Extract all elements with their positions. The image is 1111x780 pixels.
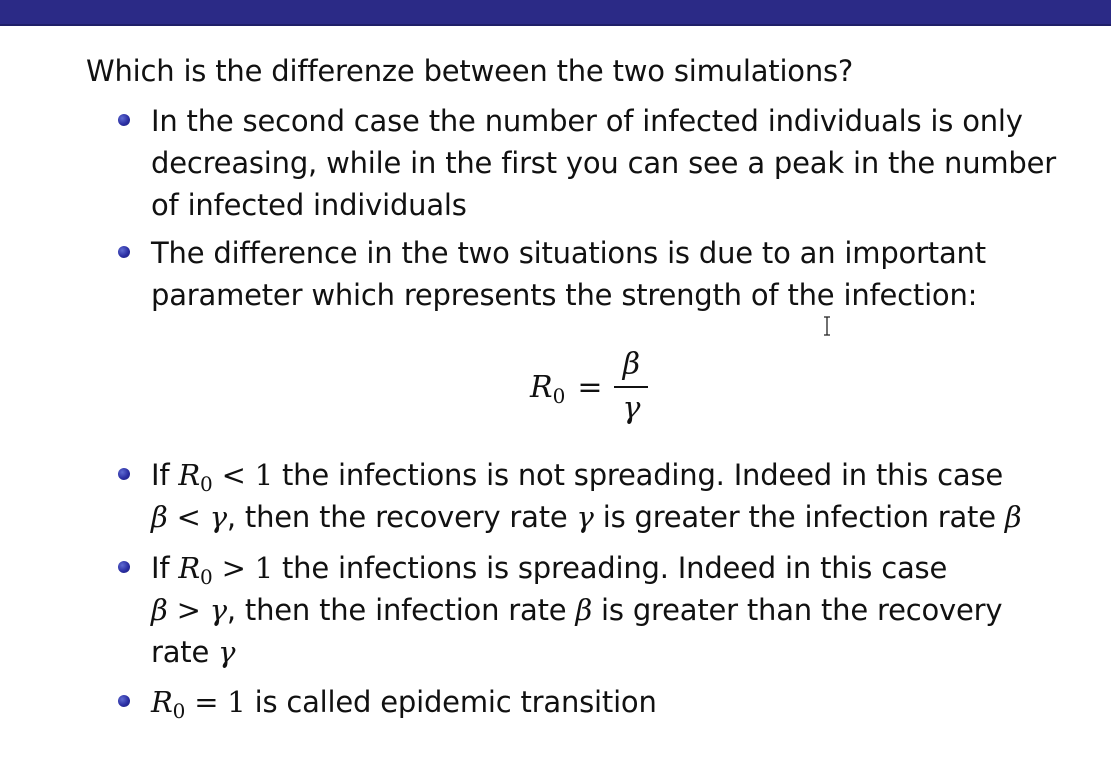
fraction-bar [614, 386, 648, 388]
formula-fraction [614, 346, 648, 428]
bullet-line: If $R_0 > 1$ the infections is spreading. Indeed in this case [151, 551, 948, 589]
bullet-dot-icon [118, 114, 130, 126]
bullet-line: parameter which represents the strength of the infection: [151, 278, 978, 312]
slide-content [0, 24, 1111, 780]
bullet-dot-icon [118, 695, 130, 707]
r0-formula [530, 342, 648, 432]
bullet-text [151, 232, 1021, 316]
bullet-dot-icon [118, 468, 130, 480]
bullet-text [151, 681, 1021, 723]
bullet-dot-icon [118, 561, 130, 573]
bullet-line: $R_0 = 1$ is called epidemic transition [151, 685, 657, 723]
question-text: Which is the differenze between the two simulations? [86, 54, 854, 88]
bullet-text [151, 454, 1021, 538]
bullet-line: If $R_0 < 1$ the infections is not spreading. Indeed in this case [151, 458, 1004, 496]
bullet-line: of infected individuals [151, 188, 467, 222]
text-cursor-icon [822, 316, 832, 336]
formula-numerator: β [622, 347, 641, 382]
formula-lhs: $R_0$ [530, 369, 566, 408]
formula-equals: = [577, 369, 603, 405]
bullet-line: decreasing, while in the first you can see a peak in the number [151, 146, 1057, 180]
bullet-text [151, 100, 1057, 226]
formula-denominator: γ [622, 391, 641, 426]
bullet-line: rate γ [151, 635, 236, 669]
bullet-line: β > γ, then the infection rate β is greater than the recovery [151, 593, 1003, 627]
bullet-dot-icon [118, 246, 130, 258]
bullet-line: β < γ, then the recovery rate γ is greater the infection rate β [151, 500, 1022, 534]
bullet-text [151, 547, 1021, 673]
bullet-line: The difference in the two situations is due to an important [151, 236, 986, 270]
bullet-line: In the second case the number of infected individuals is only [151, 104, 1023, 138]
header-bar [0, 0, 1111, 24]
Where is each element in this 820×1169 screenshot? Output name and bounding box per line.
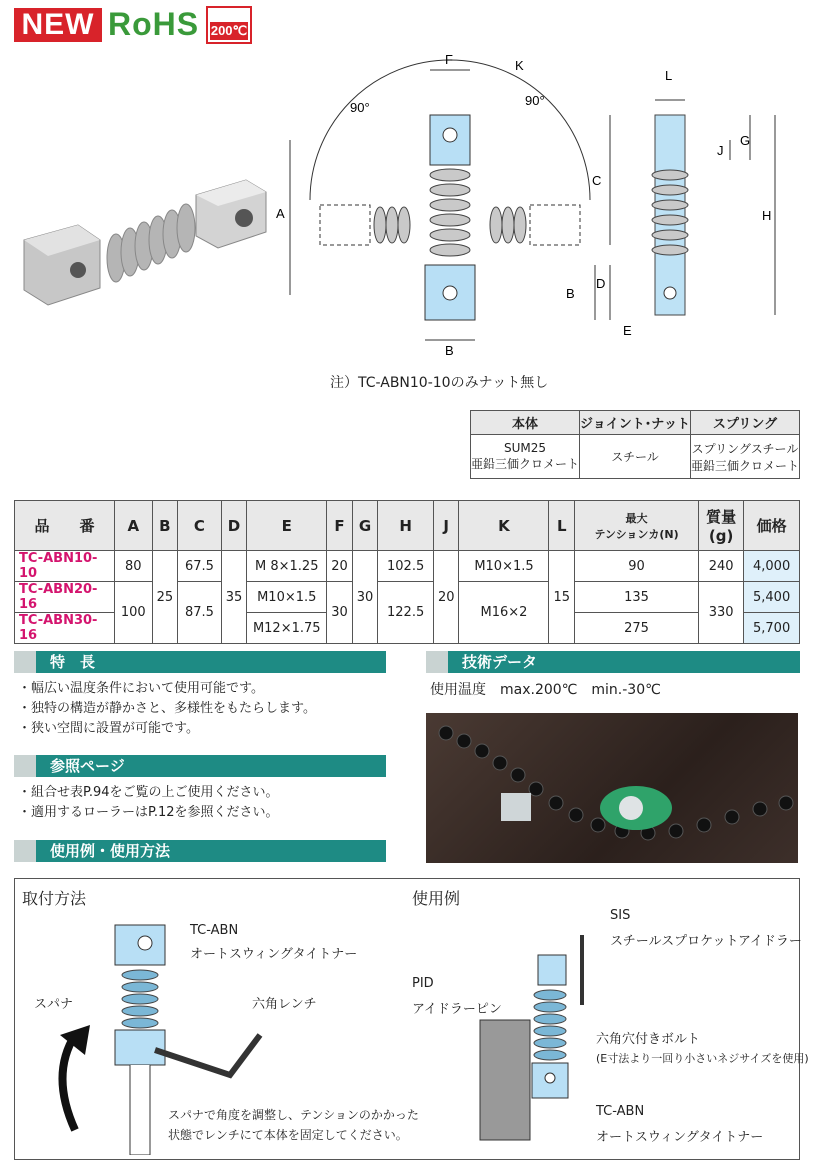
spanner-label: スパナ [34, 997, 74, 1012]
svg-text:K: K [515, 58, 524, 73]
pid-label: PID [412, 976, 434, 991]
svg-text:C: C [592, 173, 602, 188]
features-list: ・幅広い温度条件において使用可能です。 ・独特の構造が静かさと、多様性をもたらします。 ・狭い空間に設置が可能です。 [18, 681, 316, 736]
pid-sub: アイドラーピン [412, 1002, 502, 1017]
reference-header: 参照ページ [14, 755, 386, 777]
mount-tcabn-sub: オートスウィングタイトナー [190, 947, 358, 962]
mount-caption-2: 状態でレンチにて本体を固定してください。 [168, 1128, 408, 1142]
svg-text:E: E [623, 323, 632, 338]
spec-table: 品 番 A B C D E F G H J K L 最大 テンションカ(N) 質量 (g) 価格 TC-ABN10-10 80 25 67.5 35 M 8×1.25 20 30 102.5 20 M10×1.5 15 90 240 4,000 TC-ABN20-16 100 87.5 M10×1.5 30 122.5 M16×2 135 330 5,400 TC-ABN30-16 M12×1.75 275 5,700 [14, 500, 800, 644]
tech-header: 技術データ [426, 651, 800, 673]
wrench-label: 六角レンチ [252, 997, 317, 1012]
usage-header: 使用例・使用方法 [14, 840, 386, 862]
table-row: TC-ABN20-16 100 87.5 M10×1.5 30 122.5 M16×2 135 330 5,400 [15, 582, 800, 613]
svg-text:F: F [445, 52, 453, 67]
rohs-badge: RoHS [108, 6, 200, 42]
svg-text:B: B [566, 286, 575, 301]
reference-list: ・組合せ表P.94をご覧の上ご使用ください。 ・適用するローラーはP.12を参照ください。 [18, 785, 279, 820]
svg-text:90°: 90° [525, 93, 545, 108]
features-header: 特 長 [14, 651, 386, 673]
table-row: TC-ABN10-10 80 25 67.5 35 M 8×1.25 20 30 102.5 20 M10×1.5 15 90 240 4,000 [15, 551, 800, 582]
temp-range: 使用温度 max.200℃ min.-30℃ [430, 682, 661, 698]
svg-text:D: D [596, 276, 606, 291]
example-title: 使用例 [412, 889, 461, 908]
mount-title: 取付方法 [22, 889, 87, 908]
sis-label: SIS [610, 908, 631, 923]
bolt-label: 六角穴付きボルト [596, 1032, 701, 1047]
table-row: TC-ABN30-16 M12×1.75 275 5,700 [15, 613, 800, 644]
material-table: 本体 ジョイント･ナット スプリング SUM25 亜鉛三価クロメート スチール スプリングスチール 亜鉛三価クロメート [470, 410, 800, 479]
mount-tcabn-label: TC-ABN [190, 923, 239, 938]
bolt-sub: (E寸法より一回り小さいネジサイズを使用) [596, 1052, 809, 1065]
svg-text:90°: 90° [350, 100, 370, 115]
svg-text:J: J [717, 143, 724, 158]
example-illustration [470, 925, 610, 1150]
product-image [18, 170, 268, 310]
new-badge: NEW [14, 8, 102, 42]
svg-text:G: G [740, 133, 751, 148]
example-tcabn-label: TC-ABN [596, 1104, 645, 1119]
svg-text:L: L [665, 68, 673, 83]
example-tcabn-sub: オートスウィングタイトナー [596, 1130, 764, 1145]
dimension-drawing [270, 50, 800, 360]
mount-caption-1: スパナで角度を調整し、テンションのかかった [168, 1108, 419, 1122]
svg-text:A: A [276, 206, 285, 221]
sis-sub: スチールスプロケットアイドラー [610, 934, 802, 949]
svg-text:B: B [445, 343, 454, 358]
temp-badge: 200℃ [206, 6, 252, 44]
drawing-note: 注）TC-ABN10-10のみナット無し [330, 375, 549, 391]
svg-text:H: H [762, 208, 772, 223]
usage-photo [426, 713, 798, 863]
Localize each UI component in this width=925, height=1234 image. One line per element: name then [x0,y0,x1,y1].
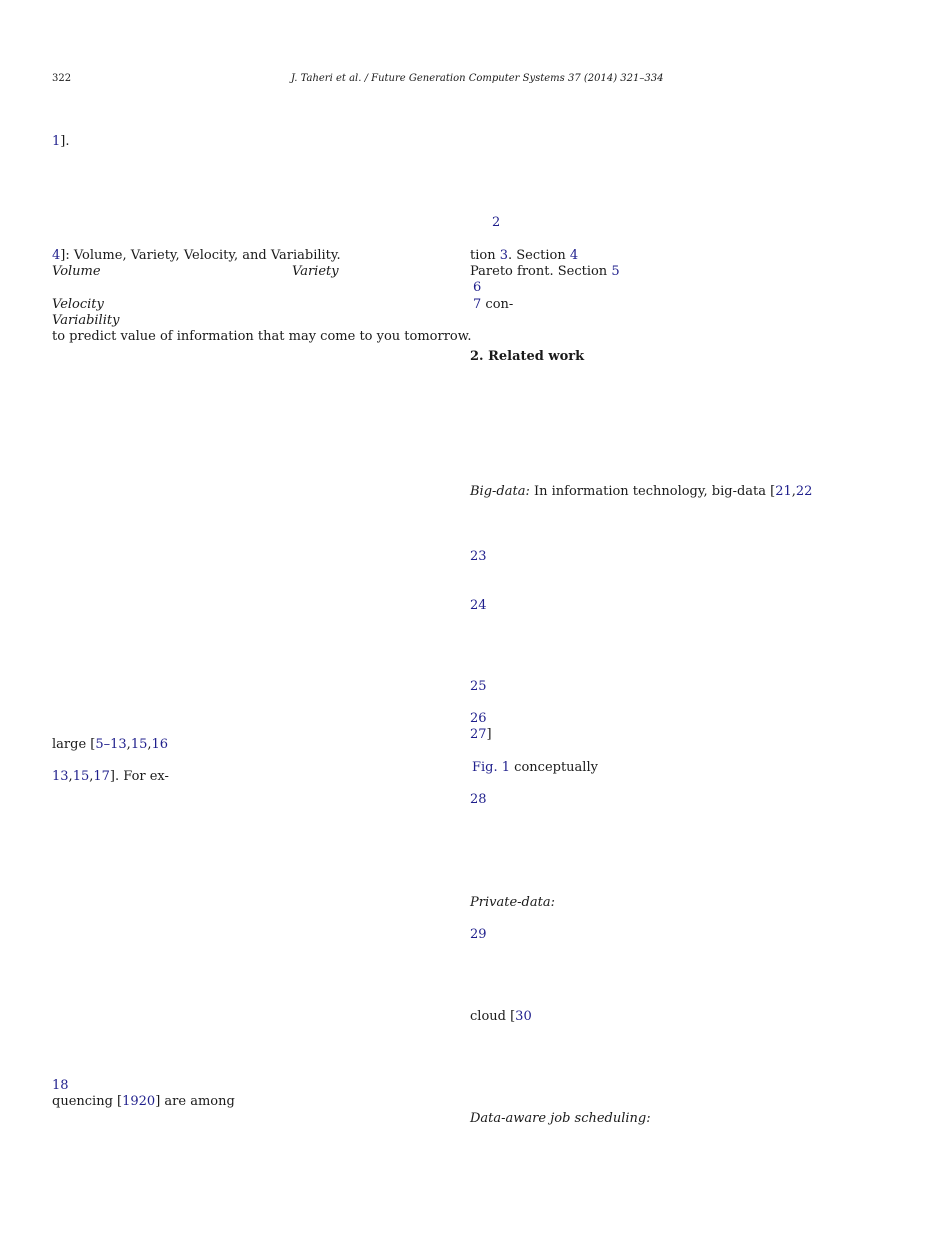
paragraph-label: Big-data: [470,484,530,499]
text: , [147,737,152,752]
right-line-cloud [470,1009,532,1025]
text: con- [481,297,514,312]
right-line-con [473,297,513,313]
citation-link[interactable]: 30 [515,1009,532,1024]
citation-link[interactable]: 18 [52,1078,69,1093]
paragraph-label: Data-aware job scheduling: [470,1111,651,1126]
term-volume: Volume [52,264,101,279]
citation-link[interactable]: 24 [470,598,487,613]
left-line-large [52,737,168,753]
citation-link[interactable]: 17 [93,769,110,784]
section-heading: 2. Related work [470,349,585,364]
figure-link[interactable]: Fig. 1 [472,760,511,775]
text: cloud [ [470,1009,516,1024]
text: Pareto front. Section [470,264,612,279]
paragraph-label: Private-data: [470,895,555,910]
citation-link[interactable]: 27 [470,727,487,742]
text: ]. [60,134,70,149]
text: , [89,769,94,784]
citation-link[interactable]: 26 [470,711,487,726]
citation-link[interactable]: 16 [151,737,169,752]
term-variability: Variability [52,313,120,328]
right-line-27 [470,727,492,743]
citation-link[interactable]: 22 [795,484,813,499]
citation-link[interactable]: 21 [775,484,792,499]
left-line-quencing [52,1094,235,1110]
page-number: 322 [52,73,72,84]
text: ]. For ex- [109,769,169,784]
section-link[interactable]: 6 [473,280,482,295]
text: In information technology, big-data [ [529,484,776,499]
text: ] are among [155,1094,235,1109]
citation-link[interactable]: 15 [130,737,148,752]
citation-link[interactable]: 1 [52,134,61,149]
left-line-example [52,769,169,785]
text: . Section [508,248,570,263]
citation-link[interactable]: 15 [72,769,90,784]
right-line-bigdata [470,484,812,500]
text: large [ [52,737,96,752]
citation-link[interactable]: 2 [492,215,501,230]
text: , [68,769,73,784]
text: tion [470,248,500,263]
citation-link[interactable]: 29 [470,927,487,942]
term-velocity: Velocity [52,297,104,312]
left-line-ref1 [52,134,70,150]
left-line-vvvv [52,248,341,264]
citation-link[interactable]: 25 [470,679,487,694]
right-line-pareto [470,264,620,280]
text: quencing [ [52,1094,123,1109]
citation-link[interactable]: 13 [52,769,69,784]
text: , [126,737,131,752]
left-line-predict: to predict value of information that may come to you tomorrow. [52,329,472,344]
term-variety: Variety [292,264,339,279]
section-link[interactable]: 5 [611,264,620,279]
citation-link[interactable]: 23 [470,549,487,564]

◇ ◇ ◇ ◇ ◇

Exercise: Rewrite the stretch from the line with "paragraph-label: Big-data: [470,484,530,499]" through the line with "paragraph-label: Data-aware job", changing "right-line-con" to "right-line-continued" and leaving everything else the same.

Output for this exercise:
paragraph-label: Big-data: [470,484,530,499]
text: , [147,737,152,752]
right-line-cloud [470,1009,532,1025]
text: con- [481,297,514,312]
right-line-continued [473,297,513,313]
citation-link[interactable]: 30 [515,1009,532,1024]
citation-link[interactable]: 18 [52,1078,69,1093]
paragraph-label: Data-aware job scheduling: [470,1111,651,1126]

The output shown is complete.